» Task details: Only the number is wanted: count the lines that include the word "yurak".

*** Data section ***

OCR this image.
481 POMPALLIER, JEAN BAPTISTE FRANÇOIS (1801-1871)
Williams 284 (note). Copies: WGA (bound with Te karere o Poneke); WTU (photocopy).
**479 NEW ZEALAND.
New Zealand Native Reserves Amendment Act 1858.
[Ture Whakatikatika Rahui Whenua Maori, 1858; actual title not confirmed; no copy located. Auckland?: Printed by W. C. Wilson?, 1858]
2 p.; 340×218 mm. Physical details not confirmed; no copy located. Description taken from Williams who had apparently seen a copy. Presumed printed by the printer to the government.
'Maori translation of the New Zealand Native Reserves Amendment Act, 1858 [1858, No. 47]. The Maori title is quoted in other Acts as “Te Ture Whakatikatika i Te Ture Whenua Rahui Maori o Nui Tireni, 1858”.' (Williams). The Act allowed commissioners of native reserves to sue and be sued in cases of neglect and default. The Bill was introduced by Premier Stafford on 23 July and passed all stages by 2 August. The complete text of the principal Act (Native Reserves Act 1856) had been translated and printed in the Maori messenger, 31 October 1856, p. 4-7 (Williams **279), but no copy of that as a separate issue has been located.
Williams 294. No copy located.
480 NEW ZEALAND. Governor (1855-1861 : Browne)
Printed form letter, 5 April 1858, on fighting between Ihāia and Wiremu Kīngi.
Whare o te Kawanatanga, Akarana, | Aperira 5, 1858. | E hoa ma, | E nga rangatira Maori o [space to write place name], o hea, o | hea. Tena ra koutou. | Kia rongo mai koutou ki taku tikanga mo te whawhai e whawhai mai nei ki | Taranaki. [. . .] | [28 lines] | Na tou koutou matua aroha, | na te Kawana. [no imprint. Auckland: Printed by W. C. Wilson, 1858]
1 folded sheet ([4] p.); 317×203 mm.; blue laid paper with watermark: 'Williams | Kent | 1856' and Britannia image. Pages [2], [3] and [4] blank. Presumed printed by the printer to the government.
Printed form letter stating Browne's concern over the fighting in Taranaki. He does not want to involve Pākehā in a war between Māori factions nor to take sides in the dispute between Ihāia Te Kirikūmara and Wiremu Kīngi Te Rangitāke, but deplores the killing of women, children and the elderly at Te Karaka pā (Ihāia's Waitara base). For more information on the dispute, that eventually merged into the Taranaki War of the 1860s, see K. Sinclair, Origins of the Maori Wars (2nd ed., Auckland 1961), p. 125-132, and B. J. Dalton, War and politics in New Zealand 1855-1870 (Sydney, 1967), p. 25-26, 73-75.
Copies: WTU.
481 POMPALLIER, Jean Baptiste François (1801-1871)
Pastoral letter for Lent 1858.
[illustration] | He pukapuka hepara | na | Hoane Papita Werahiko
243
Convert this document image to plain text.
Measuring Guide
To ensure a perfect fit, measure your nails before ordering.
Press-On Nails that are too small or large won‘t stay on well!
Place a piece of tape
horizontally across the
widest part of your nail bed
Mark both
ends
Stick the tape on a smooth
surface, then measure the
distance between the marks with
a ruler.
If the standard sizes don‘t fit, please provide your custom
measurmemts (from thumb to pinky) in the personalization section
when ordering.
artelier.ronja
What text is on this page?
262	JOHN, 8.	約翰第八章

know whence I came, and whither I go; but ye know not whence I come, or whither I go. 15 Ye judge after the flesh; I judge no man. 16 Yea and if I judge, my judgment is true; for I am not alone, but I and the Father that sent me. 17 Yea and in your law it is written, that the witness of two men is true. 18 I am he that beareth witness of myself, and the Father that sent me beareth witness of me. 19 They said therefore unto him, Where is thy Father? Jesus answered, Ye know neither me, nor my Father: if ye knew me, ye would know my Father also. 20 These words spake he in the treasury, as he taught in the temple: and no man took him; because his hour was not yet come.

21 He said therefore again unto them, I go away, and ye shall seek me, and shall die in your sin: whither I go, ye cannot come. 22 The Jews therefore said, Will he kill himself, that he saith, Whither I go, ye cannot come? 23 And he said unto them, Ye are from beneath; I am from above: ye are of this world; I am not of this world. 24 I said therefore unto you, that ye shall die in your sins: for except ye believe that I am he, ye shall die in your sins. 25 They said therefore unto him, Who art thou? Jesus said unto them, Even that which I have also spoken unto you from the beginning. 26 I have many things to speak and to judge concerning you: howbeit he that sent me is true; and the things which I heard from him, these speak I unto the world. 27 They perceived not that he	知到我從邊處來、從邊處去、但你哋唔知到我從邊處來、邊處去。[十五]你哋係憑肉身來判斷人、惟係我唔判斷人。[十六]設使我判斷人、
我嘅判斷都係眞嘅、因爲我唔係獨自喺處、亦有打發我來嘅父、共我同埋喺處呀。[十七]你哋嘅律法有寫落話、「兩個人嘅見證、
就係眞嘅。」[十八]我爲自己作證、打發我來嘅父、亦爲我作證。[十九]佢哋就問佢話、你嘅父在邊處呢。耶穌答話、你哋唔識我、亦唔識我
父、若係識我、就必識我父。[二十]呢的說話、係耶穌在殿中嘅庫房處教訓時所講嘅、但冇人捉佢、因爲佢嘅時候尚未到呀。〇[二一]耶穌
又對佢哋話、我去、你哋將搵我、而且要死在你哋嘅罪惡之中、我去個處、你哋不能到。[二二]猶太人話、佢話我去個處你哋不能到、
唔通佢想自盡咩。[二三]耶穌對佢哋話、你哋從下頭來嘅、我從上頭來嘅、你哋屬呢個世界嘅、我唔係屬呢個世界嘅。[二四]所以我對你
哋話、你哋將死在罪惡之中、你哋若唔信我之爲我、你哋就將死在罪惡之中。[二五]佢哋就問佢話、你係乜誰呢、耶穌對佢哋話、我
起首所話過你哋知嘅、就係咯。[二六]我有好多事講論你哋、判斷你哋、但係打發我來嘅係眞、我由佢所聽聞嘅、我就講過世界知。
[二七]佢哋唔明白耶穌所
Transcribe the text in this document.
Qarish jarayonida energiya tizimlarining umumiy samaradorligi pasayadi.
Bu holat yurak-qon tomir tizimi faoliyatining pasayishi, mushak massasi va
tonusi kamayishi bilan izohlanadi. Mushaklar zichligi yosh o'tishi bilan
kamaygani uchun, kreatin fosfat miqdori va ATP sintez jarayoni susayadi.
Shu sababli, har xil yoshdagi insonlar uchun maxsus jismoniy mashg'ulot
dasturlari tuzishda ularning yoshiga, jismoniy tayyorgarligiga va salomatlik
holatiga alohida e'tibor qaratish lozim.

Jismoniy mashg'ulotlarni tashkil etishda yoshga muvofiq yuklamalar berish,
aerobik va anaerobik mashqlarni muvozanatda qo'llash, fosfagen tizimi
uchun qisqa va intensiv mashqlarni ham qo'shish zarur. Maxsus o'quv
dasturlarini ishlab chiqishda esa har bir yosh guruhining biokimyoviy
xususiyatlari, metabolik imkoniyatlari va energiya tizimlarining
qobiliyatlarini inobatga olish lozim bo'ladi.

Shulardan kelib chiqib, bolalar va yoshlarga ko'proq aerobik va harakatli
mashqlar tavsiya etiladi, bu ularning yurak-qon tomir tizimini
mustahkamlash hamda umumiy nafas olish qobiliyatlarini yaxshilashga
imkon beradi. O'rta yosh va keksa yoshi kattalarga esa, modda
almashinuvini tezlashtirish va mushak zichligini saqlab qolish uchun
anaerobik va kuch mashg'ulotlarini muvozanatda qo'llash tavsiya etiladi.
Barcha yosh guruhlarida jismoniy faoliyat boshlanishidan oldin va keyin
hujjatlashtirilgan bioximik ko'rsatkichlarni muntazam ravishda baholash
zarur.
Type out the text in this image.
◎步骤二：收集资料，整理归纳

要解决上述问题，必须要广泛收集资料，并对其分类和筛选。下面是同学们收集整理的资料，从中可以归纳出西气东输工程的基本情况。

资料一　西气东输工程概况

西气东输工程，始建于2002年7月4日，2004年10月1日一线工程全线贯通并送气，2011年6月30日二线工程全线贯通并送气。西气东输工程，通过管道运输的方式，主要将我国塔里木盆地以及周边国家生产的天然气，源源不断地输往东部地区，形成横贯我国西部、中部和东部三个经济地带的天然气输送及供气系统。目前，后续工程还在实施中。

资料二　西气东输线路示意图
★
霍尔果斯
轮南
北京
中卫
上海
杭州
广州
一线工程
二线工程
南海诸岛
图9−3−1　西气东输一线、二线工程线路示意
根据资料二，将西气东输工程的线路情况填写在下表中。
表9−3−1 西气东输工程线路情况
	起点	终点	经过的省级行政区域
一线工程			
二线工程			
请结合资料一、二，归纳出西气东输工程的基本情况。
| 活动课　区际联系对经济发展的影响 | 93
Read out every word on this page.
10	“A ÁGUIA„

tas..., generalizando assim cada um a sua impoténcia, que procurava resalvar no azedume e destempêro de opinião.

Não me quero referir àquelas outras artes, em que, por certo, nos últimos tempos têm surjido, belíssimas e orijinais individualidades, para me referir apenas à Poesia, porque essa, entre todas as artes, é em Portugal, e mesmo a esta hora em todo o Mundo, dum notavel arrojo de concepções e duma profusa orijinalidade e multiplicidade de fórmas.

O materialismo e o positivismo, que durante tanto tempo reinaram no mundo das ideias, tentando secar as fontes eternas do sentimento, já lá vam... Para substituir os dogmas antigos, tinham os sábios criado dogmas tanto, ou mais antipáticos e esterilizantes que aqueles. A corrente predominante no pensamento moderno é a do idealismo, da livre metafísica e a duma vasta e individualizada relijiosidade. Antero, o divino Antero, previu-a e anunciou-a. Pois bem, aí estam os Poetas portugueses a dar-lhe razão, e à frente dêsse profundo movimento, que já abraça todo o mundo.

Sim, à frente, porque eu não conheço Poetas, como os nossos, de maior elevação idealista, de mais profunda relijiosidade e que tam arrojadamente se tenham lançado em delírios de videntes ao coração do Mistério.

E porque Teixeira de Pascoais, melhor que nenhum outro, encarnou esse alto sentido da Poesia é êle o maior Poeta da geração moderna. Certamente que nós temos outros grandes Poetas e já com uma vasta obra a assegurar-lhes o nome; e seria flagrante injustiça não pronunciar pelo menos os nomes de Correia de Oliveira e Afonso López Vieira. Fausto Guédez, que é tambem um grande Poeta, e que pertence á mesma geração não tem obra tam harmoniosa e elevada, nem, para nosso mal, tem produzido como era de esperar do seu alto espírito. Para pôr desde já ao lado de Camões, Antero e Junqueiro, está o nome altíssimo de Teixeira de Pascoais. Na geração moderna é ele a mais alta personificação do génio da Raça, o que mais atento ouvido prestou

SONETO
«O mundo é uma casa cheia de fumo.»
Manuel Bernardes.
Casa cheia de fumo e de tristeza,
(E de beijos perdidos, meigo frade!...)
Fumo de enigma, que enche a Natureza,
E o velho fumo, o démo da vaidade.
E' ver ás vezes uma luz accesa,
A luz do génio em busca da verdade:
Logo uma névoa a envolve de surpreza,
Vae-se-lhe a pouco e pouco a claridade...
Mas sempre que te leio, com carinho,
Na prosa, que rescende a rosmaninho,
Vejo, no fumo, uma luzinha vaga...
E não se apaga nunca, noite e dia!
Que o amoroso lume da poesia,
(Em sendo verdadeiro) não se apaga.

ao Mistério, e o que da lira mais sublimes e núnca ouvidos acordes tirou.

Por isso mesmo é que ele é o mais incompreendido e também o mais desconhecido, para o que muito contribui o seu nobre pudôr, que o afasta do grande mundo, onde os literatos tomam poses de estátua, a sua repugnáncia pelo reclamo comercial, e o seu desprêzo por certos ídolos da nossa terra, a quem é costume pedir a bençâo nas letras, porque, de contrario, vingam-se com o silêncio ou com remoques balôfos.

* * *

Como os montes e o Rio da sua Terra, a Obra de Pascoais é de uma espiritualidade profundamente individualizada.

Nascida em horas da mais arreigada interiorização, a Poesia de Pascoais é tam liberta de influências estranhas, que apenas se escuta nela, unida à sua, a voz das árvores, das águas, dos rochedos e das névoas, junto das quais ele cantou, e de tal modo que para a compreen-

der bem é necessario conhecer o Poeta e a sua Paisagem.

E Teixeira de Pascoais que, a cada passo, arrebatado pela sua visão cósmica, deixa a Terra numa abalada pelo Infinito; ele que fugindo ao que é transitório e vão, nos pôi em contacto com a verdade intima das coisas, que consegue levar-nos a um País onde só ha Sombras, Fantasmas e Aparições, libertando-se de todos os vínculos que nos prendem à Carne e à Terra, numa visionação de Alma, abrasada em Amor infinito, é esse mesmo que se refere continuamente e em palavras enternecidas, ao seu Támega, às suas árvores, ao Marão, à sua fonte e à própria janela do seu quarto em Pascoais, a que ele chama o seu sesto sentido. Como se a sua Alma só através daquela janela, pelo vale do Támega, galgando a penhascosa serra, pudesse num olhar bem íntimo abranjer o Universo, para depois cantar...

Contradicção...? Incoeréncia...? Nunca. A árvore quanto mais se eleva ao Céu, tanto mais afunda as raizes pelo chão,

***

» The completed task: 2